### [SEÇÃO DE TEXTO]
◇ ◇ ◇
“Alambique Modificado”

Nas últimas décadas do século 18 a química se estabelecia como ciência moderna, num processo que culminaria na obra de Lavoisier. Essa nova química atraiu vários brasileiros, que a ela se dedicaram profissionalmente. enuqnato os mais destacados e conhecidos membros desse grupo tiveram formação universitária européia, a obra de João Manso Pereira, ao contrário, revela um caso notável de autodidatismo num indivíduo que jamais saiu do Brasil, não tendo cursado portanto, nenhuma universidade. João Manso era natural de Minas Gerais e deve ter nascido antes de 1750, pois faleceu com mais de setenta anos em 1820, no Rio de Janeiro onde era professor de gramática latina. Seus estudos foram feitos no seminário da Lapa e além do latim estudara também grego e hebraico. Sabia corretamente o francês, como mostram seus escritos, em que também se queixa de não saber inglês. João Manso era celibatário que vivia com uma ex-escrava de nome Joana de melo; era alto, magro e de cor parda. 

Fabricava artigos de natureza a mais variada: mesas decorativas, retortas e vasos de vidro e barro, camafeus de argila, aguardente extraída da raiz de sapé, assim como também fizera os bustos de D. Maria I e de seu marido D. Pedro III, enviados a Lisboa. Os inventos de Pereira e outros da época foram levados ao conhecimento da Real Junta do Comércio, Agricultura, Fábricas e Navegação, por meio da qual se fizera par a rainha D. Maria, que muito se interessou. Esta escreveu uma carta ao inventor, subscrita pelos ministros Teotônio Gomes de Carvalho e Francisco Soares de Araújo, com data de setembro de 1794, pedindo amostras de seus inventos e oferecendo-lhe real apoio para continuar suas pesquisas. Nas palvras de D. Maria I: “…sou servida expedir ordem para se fornecer a despesa que for necessária para se prepararem destes gêneros quantidade suficiente com que se possam fazer experiências do seu préstimo”. João Manso publicou cinco obras de pequeno formato em que revela a inventividade de um amador estudioso, que procurava inteirar-se o melhor possível do desenvolvimento da ciência e das técnicas químicas contemporâneas.
◇ ◇ ◇
Registros de uma coleção
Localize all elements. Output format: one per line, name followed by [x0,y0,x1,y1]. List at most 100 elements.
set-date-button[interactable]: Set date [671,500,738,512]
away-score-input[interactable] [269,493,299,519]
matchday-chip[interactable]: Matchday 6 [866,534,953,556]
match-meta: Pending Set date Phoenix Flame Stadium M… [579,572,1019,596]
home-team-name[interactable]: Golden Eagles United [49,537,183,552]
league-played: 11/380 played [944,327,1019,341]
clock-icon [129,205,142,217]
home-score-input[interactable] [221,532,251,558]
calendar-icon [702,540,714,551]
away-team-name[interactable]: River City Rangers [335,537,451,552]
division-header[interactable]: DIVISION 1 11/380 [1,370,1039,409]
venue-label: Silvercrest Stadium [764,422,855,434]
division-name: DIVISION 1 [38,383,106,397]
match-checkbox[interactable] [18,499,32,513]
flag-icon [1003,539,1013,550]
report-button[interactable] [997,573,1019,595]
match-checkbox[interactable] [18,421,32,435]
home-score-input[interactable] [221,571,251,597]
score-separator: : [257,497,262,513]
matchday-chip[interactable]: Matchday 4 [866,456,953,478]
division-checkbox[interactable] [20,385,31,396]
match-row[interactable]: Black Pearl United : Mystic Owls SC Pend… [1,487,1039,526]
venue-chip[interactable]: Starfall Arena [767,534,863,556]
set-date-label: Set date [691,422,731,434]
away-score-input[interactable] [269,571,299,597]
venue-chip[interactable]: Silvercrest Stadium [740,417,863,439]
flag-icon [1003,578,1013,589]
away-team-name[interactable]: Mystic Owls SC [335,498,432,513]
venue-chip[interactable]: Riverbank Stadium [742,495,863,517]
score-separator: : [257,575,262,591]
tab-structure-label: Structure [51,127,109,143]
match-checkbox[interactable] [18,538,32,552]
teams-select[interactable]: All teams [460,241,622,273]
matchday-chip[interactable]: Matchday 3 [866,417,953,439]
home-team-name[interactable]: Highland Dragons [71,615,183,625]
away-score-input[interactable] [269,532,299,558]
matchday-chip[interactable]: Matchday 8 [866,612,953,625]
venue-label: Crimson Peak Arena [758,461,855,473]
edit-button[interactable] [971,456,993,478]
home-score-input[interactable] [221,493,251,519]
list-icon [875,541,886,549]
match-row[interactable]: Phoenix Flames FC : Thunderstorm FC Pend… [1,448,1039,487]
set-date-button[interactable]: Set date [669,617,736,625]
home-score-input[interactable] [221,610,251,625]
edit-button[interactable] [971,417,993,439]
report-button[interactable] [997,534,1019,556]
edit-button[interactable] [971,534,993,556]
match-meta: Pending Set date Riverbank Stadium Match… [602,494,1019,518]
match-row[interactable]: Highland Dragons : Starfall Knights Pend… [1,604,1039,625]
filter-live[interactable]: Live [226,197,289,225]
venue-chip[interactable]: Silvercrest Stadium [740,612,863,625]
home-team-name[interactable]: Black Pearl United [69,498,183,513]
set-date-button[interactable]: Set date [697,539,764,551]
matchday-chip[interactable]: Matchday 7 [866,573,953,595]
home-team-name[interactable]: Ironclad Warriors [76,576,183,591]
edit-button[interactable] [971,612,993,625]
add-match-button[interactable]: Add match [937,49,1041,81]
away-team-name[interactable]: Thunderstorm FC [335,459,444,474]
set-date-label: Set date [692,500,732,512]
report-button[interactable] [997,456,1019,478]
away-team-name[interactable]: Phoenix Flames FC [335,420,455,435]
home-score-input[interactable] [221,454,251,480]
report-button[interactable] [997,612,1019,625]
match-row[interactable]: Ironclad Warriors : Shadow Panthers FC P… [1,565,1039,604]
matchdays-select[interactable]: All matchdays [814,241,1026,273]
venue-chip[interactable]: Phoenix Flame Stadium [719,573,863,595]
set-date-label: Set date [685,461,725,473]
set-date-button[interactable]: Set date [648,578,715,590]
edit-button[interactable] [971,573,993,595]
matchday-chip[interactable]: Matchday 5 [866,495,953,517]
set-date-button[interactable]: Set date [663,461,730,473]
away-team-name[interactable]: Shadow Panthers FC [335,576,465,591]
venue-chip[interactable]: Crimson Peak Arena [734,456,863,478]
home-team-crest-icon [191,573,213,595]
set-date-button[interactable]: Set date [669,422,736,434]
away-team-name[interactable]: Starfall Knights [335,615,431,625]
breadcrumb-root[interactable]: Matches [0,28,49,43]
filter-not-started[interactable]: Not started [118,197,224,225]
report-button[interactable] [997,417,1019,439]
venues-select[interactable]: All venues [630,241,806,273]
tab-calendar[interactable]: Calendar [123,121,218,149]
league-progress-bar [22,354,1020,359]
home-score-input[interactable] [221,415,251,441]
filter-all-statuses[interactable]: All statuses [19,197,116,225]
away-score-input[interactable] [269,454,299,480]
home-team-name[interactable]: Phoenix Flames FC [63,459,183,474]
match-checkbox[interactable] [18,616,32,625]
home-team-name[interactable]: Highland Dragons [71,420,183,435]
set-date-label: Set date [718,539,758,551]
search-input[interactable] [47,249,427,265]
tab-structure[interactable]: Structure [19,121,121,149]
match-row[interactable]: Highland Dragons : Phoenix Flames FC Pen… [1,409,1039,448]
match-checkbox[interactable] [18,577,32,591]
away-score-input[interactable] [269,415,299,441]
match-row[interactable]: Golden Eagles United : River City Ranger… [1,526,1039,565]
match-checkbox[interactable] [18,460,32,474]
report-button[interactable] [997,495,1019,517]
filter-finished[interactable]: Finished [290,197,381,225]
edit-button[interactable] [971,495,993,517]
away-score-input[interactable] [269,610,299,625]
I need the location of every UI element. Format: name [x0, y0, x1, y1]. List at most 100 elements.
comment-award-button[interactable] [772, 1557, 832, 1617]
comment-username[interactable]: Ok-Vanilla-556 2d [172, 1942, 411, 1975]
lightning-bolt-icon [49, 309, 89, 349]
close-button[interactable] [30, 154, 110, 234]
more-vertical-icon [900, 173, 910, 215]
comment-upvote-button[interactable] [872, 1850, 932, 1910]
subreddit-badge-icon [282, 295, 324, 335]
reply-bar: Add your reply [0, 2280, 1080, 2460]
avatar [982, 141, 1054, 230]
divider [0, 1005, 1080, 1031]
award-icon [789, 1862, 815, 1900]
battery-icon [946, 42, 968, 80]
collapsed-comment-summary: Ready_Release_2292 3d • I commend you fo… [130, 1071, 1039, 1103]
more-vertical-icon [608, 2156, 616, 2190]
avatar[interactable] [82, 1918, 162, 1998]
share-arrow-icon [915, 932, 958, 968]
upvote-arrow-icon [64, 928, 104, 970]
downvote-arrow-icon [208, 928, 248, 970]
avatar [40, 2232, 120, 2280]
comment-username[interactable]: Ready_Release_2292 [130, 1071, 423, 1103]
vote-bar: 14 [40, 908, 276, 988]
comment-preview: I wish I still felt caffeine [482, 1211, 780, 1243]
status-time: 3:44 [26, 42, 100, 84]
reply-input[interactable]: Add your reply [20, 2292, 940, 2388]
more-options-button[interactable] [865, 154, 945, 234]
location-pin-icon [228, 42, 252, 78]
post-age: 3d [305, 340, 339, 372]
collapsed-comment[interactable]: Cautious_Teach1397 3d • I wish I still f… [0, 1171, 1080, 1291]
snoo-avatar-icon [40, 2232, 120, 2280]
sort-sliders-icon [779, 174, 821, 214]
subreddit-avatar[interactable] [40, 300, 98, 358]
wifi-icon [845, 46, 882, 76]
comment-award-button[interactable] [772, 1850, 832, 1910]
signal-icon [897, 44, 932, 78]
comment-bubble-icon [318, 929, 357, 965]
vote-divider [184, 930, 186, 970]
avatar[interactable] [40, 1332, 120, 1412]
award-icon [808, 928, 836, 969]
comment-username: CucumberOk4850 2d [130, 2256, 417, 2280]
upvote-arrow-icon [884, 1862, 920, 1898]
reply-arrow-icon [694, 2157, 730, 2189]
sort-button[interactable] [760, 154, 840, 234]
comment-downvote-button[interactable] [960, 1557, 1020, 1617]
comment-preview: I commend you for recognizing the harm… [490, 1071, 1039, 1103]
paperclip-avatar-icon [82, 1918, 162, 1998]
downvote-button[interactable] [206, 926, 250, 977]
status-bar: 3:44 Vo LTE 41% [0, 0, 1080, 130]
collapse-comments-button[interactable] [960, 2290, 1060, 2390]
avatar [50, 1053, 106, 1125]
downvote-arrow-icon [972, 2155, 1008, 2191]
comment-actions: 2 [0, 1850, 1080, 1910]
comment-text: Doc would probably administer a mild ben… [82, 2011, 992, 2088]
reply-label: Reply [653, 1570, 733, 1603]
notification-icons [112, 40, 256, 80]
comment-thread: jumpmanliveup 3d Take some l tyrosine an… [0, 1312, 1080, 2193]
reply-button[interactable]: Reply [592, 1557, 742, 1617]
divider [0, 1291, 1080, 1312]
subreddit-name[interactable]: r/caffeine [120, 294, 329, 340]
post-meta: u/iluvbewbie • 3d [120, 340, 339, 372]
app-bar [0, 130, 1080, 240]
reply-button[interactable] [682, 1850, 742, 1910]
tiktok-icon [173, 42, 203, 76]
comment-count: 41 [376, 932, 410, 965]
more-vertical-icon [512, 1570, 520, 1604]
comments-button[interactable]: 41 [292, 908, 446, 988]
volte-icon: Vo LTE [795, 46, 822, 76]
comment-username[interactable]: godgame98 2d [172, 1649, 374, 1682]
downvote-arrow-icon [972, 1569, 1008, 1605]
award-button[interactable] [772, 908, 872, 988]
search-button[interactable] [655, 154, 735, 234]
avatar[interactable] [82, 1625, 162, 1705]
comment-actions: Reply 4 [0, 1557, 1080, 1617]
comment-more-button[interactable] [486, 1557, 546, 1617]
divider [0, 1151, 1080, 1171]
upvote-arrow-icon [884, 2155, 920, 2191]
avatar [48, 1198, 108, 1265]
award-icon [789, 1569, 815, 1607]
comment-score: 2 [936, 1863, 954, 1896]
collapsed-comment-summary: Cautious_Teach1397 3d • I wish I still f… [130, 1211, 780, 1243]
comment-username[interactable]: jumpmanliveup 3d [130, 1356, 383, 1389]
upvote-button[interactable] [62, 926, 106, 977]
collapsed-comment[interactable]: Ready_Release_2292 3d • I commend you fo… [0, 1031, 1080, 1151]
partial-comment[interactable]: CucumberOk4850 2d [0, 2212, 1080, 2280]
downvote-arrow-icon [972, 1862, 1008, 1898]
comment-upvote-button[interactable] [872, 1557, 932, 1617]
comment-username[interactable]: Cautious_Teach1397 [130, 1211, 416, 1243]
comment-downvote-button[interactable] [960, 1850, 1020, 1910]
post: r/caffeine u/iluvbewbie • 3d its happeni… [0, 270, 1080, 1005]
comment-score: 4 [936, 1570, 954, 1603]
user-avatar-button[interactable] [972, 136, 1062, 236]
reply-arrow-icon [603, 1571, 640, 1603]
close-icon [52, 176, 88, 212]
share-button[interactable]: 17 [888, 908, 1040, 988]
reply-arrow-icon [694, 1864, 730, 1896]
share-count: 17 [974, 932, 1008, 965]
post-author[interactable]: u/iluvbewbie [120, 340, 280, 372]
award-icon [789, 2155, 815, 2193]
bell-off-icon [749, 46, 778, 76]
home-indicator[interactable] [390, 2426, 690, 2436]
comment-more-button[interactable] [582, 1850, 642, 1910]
◇ ◇ ◇
### [INSTRUÇÕES A SEGUIR]
No texto sobre João Manso Pereira, em que cidade ele era professor de gramática latina?

### [EXERCÍCIO RESOLVIDO]
No Rio de Janeiro.